## WRITTEN INSTRUCTION
Reproduce all of the data below, replacing every occurrence of "Polygon shape" with "Polygon region" and leaving everything else unchanged. Omit the pictures from your answer.
□ □ □
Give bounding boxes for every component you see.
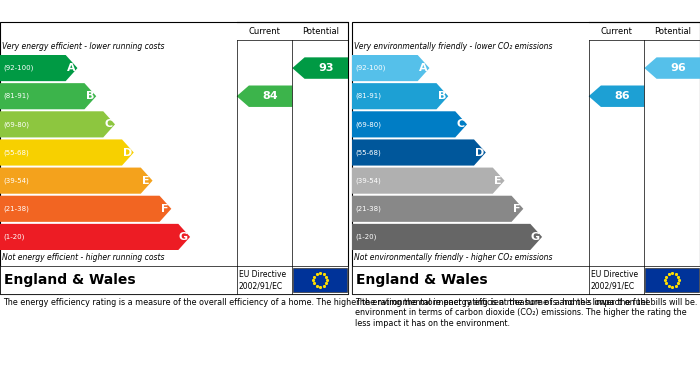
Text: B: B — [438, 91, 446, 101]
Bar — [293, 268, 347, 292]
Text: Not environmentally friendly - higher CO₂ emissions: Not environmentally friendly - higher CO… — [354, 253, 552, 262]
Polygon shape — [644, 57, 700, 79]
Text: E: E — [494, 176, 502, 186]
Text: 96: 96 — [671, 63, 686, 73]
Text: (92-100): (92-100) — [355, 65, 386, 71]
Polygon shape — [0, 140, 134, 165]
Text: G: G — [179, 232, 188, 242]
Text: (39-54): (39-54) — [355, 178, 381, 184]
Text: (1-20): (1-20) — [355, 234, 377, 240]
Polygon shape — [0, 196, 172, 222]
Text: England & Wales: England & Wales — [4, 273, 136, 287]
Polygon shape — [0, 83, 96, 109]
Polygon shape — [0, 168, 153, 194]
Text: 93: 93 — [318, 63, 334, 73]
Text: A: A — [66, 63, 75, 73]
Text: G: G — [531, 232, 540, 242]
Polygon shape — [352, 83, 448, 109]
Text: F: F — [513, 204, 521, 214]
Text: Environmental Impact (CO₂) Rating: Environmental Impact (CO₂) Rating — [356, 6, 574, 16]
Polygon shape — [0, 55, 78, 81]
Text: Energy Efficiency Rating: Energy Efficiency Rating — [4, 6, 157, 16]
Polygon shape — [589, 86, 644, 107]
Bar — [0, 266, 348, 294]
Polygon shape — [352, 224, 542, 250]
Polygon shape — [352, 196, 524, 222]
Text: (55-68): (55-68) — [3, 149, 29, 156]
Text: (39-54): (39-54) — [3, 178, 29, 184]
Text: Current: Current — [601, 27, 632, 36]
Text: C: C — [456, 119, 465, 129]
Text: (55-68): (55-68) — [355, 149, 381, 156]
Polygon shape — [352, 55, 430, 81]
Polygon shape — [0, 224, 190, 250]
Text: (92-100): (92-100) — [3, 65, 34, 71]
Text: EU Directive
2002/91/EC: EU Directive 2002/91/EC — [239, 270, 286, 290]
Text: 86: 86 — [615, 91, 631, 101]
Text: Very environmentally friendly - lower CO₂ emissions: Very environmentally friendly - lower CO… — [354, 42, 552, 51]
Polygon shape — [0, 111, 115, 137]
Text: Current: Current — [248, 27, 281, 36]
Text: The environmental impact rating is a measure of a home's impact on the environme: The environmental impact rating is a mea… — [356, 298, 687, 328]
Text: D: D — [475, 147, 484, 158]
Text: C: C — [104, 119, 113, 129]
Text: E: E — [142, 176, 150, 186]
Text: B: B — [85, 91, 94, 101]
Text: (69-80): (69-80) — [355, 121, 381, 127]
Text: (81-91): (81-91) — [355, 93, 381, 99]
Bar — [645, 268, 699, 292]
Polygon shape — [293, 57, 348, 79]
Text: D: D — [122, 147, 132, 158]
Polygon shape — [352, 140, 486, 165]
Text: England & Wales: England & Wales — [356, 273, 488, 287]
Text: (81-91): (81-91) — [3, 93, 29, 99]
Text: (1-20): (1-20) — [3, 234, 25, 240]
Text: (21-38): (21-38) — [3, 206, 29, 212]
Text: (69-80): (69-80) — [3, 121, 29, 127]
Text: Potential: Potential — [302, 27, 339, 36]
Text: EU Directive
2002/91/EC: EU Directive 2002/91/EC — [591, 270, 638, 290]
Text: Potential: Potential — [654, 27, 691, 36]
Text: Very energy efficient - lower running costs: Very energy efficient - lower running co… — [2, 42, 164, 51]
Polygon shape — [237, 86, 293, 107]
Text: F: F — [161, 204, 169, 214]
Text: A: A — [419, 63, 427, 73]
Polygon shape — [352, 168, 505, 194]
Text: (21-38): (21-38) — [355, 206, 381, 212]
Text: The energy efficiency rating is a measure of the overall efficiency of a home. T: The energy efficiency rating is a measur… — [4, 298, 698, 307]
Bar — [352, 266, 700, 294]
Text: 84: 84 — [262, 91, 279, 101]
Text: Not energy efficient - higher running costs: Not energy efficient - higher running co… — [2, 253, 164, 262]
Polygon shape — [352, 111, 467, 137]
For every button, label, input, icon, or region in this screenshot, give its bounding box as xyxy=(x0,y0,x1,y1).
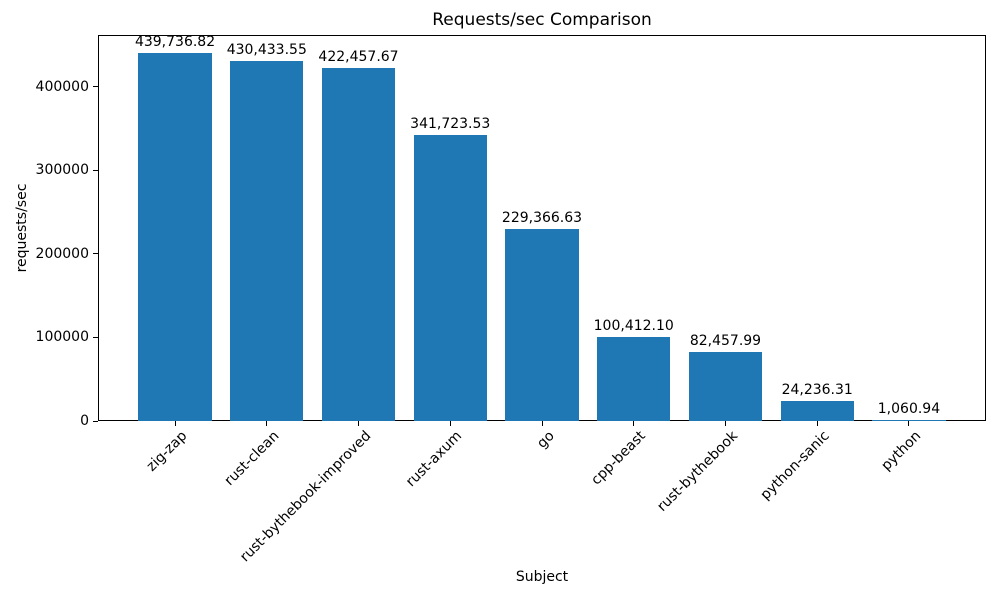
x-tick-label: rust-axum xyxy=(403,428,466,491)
□ □ □
## REPLY TO THE TASK
Give bounding boxes for every component you see.
Text: B: B — [438, 91, 446, 101]
Bar — [293, 268, 347, 292]
Text: Not environmentally friendly - higher CO₂ emissions: Not environmentally friendly - higher CO… — [354, 253, 552, 262]
Polygon region — [644, 57, 700, 79]
Text: E: E — [494, 176, 502, 186]
Text: 96: 96 — [671, 63, 686, 73]
Text: (92-100): (92-100) — [355, 65, 386, 71]
Polygon region — [0, 140, 134, 165]
Text: G: G — [179, 232, 188, 242]
Text: (39-54): (39-54) — [355, 178, 381, 184]
Text: (1-20): (1-20) — [355, 234, 377, 240]
Polygon region — [0, 196, 172, 222]
Text: England & Wales: England & Wales — [4, 273, 136, 287]
Polygon region — [0, 83, 96, 109]
Polygon region — [0, 168, 153, 194]
Text: 93: 93 — [318, 63, 334, 73]
Text: A: A — [66, 63, 75, 73]
Text: G: G — [531, 232, 540, 242]
Polygon region — [352, 83, 448, 109]
Text: F: F — [513, 204, 521, 214]
Text: Environmental Impact (CO₂) Rating: Environmental Impact (CO₂) Rating — [356, 6, 574, 16]
Polygon region — [0, 55, 78, 81]
Text: Energy Efficiency Rating: Energy Efficiency Rating — [4, 6, 157, 16]
Polygon region — [589, 86, 644, 107]
Bar — [0, 266, 348, 294]
Polygon region — [352, 224, 542, 250]
Polygon region — [352, 196, 524, 222]
Text: (55-68): (55-68) — [3, 149, 29, 156]
Text: (39-54): (39-54) — [3, 178, 29, 184]
Text: Current: Current — [601, 27, 632, 36]
Text: C: C — [456, 119, 465, 129]
Text: (55-68): (55-68) — [355, 149, 381, 156]
Polygon region — [352, 55, 430, 81]
Polygon region — [0, 224, 190, 250]
Text: (92-100): (92-100) — [3, 65, 34, 71]
Text: EU Directive
2002/91/EC: EU Directive 2002/91/EC — [239, 270, 286, 290]
Text: 86: 86 — [615, 91, 631, 101]
Text: Very environmentally friendly - lower CO₂ emissions: Very environmentally friendly - lower CO… — [354, 42, 552, 51]
Polygon region — [0, 111, 115, 137]
Text: Current: Current — [248, 27, 281, 36]
Text: The environmental impact rating is a measure of a home's impact on the environme: The environmental impact rating is a mea… — [356, 298, 687, 328]
Text: D: D — [475, 147, 484, 158]
Text: C: C — [104, 119, 113, 129]
Text: E: E — [142, 176, 150, 186]
Text: B: B — [85, 91, 94, 101]
Text: (69-80): (69-80) — [355, 121, 381, 127]
Text: (81-91): (81-91) — [355, 93, 381, 99]
Bar — [645, 268, 699, 292]
Polygon region — [293, 57, 348, 79]
Text: D: D — [122, 147, 132, 158]
Polygon region — [352, 140, 486, 165]
Text: England & Wales: England & Wales — [356, 273, 488, 287]
Text: (81-91): (81-91) — [3, 93, 29, 99]
Text: (1-20): (1-20) — [3, 234, 25, 240]
Text: (21-38): (21-38) — [3, 206, 29, 212]
Text: (69-80): (69-80) — [3, 121, 29, 127]
Text: Potential: Potential — [302, 27, 339, 36]
Text: EU Directive
2002/91/EC: EU Directive 2002/91/EC — [591, 270, 638, 290]
Text: Potential: Potential — [654, 27, 691, 36]
Text: Very energy efficient - lower running costs: Very energy efficient - lower running co… — [2, 42, 164, 51]
Polygon region — [237, 86, 293, 107]
Text: F: F — [161, 204, 169, 214]
Text: A: A — [419, 63, 427, 73]
Polygon region — [352, 168, 505, 194]
Text: (21-38): (21-38) — [355, 206, 381, 212]
Text: The energy efficiency rating is a measure of the overall efficiency of a home. T: The energy efficiency rating is a measur… — [4, 298, 698, 307]
Bar — [352, 266, 700, 294]
Text: 84: 84 — [262, 91, 279, 101]
Text: Not energy efficient - higher running costs: Not energy efficient - higher running co… — [2, 253, 164, 262]
Polygon region — [352, 111, 467, 137]
For every button, label, input, icon, or region in this screenshot, give its bounding box as xyxy=(x0,y0,x1,y1).
x-tick-label: rust-axum xyxy=(403,428,466,491)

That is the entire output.